Spatial layout entries
# # # #

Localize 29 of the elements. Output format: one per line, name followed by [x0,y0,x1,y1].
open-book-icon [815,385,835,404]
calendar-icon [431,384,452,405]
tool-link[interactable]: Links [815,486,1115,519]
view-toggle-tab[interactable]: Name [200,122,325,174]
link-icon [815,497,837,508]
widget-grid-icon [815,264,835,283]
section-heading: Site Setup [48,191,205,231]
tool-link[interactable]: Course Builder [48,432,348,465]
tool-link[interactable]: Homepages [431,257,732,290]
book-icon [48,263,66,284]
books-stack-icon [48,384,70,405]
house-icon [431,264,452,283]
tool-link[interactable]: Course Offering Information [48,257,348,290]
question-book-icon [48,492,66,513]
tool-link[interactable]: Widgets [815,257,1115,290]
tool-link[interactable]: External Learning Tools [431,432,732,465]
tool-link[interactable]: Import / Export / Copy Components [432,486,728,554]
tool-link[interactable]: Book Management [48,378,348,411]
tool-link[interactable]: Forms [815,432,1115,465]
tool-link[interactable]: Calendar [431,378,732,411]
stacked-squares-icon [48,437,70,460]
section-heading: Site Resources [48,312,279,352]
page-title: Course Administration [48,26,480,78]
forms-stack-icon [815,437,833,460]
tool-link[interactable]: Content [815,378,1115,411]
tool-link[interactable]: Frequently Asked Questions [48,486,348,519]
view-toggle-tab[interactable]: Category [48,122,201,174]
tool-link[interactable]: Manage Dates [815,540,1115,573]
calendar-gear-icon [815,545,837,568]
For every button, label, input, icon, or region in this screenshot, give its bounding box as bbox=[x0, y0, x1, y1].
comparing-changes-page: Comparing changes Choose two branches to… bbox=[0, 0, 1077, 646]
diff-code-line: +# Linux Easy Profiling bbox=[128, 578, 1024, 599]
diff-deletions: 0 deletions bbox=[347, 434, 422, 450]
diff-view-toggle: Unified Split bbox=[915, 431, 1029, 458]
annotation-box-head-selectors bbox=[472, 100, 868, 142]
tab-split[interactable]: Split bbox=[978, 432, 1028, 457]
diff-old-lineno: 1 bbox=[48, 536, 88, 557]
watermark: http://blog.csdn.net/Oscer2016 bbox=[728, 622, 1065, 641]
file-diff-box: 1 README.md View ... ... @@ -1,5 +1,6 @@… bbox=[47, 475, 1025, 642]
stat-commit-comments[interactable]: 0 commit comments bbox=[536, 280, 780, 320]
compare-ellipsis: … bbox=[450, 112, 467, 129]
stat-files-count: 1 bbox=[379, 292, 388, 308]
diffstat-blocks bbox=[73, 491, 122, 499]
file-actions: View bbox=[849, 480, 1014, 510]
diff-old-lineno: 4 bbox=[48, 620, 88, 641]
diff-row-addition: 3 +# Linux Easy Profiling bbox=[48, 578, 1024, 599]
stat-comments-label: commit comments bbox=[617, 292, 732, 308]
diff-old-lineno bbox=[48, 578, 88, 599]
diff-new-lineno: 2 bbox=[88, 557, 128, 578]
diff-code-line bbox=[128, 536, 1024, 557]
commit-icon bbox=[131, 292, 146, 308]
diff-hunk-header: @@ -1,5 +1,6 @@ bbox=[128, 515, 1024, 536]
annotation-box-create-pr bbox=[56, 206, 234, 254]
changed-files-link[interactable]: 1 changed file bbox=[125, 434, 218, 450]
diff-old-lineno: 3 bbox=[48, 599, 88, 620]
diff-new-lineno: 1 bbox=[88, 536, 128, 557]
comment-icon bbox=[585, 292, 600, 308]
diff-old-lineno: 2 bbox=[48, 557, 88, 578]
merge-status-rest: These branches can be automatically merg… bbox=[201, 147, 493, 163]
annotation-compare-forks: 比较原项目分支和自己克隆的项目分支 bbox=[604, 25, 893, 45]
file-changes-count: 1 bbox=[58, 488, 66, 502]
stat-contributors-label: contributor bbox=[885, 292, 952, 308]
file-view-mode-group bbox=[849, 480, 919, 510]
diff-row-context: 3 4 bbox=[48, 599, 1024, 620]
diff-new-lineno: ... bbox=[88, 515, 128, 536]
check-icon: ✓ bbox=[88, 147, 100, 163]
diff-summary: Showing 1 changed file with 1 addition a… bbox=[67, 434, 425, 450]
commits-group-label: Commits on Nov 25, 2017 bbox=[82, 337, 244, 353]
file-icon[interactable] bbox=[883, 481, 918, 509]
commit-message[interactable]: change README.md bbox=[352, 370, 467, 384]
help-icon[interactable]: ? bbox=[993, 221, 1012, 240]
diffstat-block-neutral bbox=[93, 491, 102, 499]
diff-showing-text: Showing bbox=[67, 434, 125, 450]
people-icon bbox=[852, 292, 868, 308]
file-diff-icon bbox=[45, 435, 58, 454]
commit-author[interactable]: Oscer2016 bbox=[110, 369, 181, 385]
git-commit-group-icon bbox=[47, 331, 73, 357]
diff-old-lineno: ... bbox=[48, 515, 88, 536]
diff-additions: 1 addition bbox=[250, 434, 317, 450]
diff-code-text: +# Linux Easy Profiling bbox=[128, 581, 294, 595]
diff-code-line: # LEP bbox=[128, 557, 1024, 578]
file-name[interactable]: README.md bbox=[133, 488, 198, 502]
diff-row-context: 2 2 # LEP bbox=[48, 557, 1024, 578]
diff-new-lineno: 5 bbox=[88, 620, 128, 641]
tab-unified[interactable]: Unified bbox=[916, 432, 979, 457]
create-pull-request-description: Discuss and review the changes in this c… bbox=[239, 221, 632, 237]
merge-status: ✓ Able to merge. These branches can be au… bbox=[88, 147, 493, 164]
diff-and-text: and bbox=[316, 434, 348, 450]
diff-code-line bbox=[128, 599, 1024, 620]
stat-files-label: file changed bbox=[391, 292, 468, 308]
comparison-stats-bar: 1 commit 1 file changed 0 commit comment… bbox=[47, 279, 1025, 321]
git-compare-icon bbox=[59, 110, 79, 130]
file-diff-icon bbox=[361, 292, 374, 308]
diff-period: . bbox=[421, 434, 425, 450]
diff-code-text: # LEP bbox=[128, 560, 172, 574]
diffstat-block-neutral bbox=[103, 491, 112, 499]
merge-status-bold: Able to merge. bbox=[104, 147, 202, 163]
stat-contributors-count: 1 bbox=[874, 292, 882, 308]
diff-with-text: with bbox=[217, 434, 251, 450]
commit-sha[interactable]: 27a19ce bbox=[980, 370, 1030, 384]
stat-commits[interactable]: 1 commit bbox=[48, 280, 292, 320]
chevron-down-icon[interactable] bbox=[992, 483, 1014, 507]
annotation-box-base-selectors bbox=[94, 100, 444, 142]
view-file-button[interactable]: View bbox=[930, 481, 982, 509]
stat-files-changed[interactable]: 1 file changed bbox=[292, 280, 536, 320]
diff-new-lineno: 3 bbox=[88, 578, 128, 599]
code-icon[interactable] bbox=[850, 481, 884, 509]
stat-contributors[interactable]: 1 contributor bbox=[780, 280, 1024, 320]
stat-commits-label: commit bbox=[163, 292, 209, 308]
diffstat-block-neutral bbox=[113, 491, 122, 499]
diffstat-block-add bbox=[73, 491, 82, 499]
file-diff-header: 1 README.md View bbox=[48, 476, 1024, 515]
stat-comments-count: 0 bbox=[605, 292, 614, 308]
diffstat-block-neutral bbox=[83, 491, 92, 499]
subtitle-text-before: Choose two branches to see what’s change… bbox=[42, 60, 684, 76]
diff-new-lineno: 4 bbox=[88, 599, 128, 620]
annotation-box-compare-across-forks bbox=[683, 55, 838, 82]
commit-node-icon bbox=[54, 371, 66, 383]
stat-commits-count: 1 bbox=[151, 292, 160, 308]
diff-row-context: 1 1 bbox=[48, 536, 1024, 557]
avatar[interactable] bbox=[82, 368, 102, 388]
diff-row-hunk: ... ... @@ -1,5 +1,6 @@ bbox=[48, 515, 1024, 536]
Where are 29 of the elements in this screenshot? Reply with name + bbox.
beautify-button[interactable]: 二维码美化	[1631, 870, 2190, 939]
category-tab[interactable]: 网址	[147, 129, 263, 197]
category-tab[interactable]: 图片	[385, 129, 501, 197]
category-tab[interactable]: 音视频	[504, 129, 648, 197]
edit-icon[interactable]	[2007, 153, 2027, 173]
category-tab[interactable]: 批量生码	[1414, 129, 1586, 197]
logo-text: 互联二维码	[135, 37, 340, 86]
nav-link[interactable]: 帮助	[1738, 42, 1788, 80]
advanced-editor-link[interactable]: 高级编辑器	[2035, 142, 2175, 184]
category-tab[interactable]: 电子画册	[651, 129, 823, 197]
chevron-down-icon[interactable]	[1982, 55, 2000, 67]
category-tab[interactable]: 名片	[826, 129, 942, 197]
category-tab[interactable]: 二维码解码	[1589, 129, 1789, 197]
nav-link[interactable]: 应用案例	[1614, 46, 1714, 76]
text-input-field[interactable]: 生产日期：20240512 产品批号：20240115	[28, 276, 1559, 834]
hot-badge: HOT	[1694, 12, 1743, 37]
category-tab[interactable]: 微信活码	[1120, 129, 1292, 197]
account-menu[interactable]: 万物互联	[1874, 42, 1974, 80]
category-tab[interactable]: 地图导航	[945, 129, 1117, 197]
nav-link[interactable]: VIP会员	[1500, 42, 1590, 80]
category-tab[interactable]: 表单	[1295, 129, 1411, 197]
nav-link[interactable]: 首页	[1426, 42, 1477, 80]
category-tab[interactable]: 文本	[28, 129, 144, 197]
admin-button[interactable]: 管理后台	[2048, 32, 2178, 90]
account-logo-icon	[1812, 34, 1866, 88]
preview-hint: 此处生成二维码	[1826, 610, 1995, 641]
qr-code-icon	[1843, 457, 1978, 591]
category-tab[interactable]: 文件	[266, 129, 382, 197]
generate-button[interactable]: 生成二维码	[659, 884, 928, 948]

# # # #

# TASK DESCRIPTION:
Retype, character for character, every line from the first one above through the line containing "tool-link[interactable]: Frequently Asked", including both of those lines.

# OUTPUT OF THE EXERCISE:
Localize 29 of the elements. Output format: one per line, name followed by [x0,y0,x1,y1].
open-book-icon [815,385,835,404]
calendar-icon [431,384,452,405]
tool-link[interactable]: Links [815,486,1115,519]
view-toggle-tab[interactable]: Name [200,122,325,174]
link-icon [815,497,837,508]
widget-grid-icon [815,264,835,283]
section-heading: Site Setup [48,191,205,231]
tool-link[interactable]: Course Builder [48,432,348,465]
tool-link[interactable]: Homepages [431,257,732,290]
book-icon [48,263,66,284]
books-stack-icon [48,384,70,405]
house-icon [431,264,452,283]
tool-link[interactable]: Course Offering Information [48,257,348,290]
question-book-icon [48,492,66,513]
tool-link[interactable]: Widgets [815,257,1115,290]
tool-link[interactable]: External Learning Tools [431,432,732,465]
tool-link[interactable]: Import / Export / Copy Components [432,486,728,554]
tool-link[interactable]: Book Management [48,378,348,411]
tool-link[interactable]: Forms [815,432,1115,465]
tool-link[interactable]: Calendar [431,378,732,411]
stacked-squares-icon [48,437,70,460]
section-heading: Site Resources [48,312,279,352]
page-title: Course Administration [48,26,480,78]
forms-stack-icon [815,437,833,460]
tool-link[interactable]: Content [815,378,1115,411]
tool-link[interactable]: Frequently Asked Questions [48,486,348,519]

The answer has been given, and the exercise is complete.